___ Input material

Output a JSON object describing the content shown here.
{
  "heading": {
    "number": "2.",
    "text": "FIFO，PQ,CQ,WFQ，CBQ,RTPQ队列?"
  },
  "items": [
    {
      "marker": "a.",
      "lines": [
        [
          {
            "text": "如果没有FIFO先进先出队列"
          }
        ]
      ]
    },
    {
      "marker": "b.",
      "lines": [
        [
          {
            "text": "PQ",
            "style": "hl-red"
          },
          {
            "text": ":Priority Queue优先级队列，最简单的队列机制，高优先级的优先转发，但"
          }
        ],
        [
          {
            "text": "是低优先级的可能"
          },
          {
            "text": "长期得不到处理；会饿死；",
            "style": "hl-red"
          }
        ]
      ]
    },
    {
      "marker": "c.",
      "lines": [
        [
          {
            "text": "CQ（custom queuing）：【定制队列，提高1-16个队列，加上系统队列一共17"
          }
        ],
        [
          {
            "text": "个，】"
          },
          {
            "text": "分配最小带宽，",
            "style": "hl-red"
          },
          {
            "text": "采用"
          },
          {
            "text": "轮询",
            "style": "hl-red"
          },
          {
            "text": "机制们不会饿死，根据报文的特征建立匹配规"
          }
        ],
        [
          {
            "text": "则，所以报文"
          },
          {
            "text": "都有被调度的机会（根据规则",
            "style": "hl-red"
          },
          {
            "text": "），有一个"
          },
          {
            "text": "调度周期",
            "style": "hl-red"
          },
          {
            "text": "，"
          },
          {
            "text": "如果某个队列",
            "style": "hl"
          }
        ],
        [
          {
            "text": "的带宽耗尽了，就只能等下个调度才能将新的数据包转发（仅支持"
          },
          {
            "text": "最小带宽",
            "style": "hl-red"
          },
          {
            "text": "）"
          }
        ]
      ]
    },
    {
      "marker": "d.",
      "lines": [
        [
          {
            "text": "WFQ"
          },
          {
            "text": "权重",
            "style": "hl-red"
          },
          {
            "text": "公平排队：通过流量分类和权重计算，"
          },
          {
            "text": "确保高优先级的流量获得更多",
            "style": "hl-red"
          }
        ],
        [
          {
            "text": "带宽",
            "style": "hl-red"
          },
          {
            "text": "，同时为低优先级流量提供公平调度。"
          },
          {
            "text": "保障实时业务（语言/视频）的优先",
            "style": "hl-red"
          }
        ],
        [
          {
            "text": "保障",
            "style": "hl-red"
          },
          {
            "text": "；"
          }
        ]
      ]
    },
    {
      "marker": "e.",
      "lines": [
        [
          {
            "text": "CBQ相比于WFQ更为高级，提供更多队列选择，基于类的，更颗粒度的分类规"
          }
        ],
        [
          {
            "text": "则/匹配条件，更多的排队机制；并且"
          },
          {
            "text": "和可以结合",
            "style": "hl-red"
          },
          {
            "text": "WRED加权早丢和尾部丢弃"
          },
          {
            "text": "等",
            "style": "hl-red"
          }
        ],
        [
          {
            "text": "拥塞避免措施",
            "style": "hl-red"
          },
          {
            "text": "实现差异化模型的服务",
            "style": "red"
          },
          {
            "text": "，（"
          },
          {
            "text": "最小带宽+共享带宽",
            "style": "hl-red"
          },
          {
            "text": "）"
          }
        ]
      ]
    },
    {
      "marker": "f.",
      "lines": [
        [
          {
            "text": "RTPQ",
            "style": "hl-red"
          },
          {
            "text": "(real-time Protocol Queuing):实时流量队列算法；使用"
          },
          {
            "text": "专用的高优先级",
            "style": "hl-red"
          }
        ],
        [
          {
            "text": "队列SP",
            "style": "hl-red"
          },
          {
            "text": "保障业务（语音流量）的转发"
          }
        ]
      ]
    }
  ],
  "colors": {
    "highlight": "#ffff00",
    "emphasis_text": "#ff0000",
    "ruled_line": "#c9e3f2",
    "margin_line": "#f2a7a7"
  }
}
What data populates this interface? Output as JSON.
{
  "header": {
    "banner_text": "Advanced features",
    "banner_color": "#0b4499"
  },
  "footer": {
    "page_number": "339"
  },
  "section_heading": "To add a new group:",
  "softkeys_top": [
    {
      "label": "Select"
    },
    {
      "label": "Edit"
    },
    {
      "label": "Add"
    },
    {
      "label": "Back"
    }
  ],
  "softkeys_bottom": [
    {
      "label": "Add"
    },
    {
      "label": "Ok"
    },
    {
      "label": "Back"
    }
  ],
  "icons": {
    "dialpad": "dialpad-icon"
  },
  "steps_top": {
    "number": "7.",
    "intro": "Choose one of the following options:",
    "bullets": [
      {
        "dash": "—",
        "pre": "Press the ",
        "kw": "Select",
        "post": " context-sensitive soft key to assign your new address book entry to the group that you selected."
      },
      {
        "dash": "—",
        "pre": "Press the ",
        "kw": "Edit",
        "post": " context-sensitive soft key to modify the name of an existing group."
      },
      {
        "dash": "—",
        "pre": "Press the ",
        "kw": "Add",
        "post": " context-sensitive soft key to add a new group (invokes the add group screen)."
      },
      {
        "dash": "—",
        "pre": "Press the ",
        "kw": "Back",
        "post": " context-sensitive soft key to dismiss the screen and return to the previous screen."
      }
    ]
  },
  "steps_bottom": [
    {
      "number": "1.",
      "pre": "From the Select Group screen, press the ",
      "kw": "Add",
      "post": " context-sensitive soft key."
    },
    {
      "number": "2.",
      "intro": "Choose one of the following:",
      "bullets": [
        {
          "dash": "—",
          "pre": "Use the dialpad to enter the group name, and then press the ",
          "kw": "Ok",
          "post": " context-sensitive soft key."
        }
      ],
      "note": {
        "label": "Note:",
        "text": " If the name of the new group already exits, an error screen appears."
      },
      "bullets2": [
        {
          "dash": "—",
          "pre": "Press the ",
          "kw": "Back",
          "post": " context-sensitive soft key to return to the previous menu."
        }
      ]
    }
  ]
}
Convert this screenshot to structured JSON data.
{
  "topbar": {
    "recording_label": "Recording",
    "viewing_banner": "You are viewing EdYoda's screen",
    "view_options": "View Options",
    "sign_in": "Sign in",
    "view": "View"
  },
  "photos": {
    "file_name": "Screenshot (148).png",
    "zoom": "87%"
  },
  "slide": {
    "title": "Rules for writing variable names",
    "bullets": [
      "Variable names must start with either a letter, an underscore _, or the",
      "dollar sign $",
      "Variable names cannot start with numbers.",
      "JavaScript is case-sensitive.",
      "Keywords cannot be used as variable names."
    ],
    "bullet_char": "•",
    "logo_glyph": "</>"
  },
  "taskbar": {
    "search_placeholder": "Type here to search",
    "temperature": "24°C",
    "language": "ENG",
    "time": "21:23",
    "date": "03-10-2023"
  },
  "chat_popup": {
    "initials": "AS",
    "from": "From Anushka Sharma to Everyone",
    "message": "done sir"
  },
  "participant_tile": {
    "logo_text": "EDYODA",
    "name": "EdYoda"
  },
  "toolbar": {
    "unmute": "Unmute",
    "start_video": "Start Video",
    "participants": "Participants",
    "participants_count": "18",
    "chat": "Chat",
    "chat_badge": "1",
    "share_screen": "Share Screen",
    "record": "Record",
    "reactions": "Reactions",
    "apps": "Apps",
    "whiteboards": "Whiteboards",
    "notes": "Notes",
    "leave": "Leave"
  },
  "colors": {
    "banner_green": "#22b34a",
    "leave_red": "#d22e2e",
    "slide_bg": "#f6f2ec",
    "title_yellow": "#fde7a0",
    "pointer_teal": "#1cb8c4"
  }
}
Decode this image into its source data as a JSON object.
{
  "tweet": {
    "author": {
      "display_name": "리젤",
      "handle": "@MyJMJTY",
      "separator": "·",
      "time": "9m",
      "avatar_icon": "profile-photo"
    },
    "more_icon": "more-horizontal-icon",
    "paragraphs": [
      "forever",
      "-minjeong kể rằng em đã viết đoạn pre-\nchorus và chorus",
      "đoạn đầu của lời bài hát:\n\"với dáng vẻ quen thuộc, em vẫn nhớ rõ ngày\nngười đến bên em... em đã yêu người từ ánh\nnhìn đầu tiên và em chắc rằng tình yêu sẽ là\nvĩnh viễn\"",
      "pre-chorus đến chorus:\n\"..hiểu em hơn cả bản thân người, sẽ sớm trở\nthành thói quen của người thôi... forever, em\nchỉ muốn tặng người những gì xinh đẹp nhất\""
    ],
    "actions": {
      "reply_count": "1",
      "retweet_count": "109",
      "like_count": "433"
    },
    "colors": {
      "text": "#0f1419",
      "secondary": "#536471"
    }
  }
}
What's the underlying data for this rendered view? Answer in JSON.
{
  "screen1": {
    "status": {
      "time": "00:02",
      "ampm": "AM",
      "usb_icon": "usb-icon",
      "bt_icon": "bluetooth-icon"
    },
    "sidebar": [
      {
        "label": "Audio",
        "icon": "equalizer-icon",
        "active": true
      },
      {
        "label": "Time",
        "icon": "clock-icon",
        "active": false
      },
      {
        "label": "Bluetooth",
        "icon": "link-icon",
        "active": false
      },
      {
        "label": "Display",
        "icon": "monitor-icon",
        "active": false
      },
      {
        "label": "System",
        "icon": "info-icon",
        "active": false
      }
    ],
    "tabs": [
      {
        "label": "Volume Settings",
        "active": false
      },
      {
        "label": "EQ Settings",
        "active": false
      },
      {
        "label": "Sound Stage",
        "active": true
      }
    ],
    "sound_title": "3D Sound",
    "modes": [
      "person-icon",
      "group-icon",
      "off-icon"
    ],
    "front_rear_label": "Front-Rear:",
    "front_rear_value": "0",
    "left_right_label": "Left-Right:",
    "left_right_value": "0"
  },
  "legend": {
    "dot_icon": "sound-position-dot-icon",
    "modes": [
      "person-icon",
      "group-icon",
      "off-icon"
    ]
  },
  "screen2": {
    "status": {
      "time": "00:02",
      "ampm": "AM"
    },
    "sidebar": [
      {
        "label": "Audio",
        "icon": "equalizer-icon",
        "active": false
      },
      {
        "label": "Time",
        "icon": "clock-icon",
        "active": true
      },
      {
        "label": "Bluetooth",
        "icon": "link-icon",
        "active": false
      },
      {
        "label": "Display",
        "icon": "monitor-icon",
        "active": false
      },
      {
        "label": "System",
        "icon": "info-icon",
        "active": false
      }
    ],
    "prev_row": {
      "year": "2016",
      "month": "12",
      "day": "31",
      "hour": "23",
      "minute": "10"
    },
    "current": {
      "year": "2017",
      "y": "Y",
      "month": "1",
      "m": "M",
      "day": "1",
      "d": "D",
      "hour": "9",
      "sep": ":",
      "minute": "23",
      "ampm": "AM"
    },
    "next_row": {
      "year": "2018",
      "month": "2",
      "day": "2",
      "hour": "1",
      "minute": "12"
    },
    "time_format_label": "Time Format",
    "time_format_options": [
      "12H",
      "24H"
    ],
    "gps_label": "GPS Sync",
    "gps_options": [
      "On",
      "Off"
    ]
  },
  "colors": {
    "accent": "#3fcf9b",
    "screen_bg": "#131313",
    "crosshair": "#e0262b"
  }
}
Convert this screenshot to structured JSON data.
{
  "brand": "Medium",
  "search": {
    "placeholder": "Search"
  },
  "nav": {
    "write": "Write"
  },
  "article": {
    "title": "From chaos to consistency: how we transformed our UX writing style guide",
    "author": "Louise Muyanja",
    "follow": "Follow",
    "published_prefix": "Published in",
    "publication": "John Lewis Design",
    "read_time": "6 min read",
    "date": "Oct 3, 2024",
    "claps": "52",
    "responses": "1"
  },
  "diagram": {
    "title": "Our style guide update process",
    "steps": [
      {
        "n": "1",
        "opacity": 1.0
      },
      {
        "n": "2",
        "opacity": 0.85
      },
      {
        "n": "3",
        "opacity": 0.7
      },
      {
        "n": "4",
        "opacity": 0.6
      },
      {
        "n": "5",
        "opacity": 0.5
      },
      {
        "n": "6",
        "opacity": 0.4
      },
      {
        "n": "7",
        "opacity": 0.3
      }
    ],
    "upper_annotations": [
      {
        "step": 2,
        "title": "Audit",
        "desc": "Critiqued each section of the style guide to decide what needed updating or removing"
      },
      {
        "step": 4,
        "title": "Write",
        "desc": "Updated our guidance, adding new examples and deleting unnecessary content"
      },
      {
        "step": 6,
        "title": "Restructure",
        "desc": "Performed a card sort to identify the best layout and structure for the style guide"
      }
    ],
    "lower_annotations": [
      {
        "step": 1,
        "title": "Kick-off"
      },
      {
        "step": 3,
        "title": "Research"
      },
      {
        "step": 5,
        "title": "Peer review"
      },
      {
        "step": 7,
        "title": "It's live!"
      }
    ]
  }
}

______

• Exercise task
Find every line that holds "content" and copy it.

• Answer in full
Output a JSON object describing the content shown here.
        "desc": "Updated our guidance, adding new examples and deleting unnecessary content"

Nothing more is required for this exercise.